=== DATASET ===
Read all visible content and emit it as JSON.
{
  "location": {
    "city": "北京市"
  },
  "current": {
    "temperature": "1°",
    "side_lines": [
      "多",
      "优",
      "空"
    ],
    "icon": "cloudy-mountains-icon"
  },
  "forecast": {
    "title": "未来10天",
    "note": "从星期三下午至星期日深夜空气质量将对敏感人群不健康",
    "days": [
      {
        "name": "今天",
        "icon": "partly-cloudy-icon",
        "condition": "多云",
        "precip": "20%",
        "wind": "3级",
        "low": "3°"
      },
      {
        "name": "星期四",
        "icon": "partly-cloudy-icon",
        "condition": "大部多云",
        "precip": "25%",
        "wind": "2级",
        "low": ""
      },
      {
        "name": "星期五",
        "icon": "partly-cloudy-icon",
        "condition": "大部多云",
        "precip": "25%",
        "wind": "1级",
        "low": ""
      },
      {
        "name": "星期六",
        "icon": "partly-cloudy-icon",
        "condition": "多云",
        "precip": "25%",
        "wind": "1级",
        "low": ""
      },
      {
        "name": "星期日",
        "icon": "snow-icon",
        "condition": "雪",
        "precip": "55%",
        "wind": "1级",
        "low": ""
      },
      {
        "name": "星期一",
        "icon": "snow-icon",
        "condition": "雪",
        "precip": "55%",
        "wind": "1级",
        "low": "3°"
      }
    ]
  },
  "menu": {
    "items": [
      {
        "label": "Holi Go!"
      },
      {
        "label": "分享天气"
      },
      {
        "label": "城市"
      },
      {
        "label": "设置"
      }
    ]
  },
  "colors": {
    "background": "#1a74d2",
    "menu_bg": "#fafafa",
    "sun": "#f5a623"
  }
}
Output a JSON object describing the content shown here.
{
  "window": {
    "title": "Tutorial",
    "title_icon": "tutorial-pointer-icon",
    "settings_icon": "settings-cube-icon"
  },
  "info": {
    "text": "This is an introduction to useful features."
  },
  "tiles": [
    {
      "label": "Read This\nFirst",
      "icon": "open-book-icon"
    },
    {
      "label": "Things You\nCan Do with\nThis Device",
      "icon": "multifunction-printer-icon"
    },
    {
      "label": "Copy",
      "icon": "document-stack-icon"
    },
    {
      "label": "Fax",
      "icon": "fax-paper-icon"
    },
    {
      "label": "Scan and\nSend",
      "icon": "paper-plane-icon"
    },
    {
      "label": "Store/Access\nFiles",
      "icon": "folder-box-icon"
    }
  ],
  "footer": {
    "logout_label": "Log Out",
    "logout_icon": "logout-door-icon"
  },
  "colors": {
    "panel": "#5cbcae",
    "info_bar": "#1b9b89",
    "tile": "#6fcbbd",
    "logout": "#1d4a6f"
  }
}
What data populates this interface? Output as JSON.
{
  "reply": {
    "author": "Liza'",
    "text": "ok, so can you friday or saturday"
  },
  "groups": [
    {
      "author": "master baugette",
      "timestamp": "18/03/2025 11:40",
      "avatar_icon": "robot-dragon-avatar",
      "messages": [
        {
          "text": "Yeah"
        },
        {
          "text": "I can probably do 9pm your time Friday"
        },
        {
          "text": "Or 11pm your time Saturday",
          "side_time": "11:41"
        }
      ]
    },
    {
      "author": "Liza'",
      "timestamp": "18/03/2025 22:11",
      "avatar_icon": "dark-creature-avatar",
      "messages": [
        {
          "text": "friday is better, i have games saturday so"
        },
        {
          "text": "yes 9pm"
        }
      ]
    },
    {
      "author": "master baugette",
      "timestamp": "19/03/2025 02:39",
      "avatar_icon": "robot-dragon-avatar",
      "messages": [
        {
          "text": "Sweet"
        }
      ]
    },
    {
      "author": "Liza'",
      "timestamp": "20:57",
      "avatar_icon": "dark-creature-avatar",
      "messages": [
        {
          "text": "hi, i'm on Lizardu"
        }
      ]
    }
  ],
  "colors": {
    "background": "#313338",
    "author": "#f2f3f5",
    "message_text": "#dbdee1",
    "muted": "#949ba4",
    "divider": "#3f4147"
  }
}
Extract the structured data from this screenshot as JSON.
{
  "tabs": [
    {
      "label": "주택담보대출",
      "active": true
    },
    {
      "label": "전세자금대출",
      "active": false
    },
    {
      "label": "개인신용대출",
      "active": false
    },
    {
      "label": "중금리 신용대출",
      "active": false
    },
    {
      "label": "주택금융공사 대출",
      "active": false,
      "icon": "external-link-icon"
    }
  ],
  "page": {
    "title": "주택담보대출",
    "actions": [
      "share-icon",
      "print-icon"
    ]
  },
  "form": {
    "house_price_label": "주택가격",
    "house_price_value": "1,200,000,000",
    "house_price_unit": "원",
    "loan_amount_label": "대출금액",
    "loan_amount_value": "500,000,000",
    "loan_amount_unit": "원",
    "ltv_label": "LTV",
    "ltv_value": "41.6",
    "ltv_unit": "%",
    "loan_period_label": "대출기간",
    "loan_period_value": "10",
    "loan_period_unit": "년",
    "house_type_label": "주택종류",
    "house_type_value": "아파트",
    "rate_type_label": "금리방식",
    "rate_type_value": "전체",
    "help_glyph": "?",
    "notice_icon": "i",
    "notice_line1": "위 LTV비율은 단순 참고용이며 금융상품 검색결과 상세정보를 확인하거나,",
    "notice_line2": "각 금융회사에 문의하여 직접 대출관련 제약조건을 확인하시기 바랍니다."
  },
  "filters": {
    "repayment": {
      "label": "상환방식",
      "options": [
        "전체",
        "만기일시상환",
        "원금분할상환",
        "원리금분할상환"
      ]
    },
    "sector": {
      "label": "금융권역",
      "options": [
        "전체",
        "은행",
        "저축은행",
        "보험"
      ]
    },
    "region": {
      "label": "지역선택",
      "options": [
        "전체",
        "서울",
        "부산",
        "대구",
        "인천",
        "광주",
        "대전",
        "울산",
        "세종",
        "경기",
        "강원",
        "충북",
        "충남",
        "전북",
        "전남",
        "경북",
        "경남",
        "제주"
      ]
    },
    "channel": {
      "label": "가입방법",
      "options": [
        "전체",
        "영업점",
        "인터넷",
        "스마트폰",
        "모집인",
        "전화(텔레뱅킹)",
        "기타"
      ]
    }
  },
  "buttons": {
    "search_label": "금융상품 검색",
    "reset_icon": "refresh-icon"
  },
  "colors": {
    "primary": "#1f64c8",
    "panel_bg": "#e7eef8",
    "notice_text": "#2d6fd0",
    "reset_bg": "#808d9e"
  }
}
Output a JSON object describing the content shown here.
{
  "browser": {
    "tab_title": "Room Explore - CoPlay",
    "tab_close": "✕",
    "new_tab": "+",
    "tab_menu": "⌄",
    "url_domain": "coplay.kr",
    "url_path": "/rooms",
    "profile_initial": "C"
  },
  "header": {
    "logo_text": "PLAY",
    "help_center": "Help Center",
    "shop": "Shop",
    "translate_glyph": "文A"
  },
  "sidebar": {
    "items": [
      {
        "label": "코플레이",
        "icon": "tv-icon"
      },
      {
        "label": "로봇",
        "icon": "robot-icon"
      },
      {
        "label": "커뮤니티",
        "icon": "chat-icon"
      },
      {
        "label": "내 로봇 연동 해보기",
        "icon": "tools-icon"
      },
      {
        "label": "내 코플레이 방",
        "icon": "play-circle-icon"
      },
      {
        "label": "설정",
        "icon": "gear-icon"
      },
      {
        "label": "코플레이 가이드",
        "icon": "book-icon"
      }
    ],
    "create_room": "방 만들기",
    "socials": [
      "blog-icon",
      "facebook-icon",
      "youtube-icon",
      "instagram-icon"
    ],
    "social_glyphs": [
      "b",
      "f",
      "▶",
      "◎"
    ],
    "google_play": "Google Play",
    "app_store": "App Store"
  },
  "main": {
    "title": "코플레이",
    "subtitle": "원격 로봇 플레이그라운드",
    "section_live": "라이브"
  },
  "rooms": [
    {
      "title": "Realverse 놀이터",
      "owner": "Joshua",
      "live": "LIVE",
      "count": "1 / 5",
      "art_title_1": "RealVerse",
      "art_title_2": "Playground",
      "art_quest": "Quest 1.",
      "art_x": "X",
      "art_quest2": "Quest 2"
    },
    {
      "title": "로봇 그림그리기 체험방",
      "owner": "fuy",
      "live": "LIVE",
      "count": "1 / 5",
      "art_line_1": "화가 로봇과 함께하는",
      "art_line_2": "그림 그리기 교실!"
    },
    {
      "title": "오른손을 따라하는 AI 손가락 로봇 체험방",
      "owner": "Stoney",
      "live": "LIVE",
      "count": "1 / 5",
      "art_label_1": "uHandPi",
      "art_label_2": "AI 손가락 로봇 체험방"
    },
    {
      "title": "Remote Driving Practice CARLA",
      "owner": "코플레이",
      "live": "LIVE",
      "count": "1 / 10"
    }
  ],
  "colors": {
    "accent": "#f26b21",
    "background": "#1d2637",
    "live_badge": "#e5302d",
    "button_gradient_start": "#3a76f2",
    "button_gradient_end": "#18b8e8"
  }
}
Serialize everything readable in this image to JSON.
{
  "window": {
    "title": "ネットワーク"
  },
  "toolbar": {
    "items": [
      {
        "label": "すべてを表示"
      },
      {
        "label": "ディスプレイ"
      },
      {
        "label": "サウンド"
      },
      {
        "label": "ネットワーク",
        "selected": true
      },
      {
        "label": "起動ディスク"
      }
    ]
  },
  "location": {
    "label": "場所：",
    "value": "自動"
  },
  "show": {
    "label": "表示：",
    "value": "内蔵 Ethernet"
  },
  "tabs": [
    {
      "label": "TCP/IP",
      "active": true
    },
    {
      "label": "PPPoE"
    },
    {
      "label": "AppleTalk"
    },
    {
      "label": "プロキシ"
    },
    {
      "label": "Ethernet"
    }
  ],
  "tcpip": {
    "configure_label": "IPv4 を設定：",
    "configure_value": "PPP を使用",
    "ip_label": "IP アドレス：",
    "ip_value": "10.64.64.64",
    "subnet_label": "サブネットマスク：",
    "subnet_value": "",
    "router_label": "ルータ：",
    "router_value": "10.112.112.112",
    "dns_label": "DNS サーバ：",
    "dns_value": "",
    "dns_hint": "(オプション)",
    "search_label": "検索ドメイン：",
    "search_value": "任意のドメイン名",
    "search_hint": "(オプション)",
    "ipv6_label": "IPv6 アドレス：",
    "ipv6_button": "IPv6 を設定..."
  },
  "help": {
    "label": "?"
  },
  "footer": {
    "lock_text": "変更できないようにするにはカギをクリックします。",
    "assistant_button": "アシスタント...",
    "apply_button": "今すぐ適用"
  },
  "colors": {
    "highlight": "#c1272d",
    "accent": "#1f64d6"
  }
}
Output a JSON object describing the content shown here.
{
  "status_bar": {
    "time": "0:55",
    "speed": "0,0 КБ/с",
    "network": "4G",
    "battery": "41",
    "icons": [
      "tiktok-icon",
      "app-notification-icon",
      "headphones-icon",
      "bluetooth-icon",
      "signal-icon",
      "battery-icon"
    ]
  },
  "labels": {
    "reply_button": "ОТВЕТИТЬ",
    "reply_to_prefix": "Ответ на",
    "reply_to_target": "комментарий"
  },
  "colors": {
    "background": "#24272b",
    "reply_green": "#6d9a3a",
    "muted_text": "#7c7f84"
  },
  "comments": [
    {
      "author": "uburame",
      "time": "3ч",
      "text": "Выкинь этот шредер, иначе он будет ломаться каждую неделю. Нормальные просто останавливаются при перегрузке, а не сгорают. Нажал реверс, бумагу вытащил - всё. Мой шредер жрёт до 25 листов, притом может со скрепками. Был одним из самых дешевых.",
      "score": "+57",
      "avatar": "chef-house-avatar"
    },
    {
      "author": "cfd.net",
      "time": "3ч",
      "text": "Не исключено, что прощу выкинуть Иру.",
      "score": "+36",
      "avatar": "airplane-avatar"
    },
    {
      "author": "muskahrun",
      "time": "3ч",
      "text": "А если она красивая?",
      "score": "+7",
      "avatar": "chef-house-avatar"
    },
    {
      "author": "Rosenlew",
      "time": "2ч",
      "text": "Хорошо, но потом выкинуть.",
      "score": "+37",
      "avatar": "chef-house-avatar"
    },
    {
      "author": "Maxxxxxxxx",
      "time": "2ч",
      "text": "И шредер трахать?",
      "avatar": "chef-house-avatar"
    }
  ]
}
===
Report the number of lines above containing the word "timestamp", with no other text.

4